'''
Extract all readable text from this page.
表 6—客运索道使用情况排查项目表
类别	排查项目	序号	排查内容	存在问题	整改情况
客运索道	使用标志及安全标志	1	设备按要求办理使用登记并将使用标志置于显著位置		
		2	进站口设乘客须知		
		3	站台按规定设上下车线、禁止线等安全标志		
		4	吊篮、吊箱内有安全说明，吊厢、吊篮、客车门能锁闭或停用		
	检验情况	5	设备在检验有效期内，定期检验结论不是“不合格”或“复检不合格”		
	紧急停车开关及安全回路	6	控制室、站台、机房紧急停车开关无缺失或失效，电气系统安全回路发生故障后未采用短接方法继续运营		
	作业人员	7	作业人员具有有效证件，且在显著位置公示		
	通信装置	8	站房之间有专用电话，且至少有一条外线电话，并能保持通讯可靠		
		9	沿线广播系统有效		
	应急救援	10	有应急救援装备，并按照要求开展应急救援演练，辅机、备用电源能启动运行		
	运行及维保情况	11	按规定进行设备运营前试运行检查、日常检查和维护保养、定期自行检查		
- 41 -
'''
'''
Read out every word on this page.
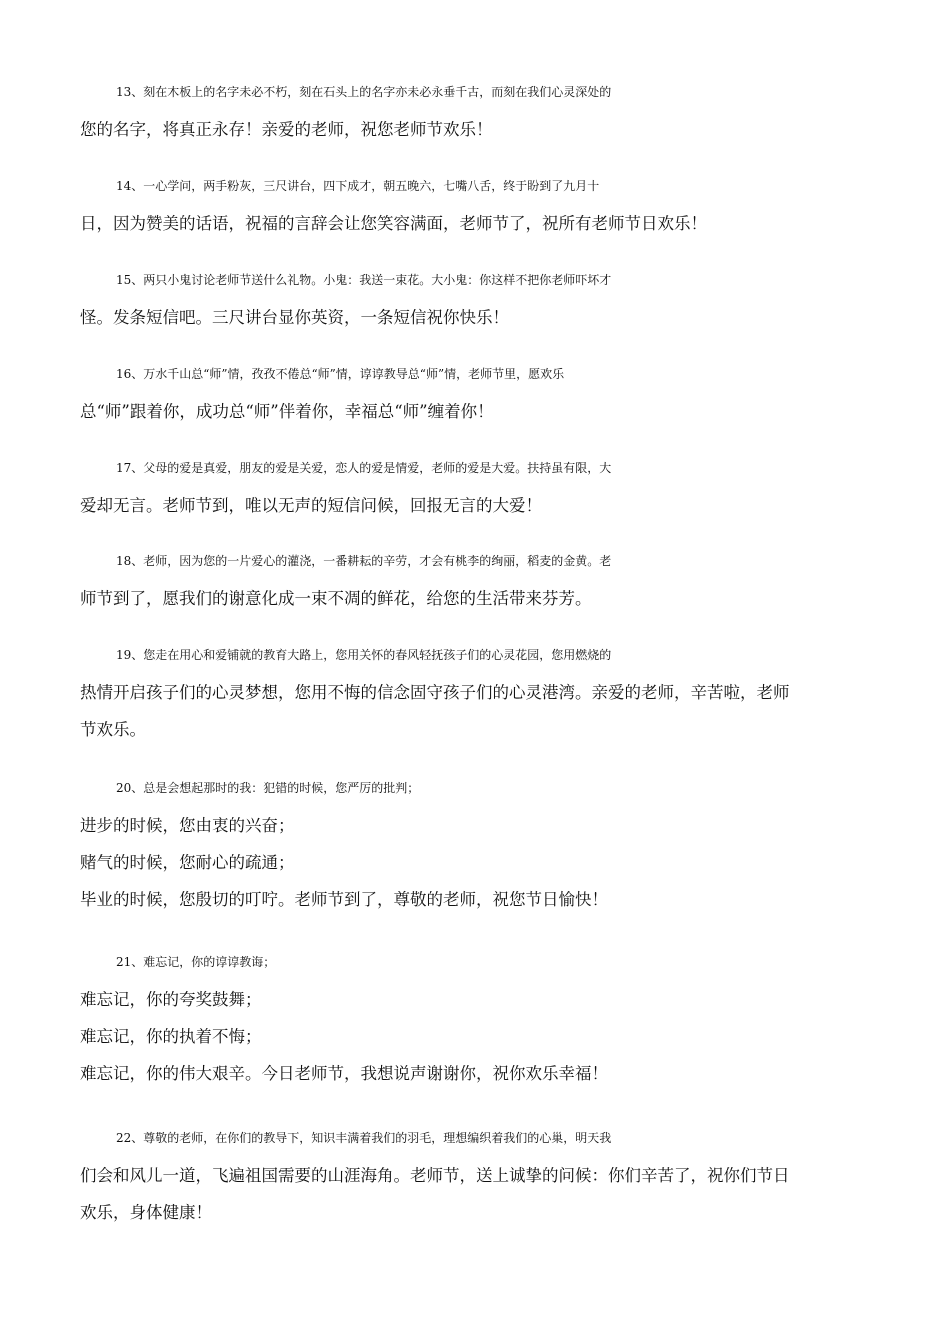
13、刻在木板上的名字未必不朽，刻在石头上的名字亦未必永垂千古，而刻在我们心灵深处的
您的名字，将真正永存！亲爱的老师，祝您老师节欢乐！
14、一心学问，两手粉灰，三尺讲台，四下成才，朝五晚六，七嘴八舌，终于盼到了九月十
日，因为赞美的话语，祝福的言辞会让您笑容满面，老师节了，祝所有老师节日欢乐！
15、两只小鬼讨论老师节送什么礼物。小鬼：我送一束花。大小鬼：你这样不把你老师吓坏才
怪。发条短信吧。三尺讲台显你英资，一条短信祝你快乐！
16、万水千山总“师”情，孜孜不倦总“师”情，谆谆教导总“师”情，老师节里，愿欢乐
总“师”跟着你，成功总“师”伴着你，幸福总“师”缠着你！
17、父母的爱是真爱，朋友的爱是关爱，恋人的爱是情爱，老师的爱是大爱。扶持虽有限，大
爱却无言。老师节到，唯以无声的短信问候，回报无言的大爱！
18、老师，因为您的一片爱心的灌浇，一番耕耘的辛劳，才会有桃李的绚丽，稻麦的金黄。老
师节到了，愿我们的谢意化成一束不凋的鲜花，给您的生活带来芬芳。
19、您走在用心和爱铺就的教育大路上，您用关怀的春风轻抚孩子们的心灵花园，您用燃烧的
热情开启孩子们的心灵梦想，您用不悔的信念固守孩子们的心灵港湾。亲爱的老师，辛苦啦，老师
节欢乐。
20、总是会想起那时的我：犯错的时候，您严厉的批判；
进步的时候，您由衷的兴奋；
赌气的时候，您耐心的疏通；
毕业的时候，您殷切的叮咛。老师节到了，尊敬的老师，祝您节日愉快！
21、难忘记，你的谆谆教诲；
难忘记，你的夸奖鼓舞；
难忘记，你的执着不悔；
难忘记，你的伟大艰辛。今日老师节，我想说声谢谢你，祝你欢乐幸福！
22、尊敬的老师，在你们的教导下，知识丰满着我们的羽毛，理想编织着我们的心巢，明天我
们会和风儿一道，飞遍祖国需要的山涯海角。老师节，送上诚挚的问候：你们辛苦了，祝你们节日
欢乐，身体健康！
'''
Identify which lines contain the word "page" and copy each one.

_Reply to the exercise_
Extract all readable text from this page.
Read out every word on this page.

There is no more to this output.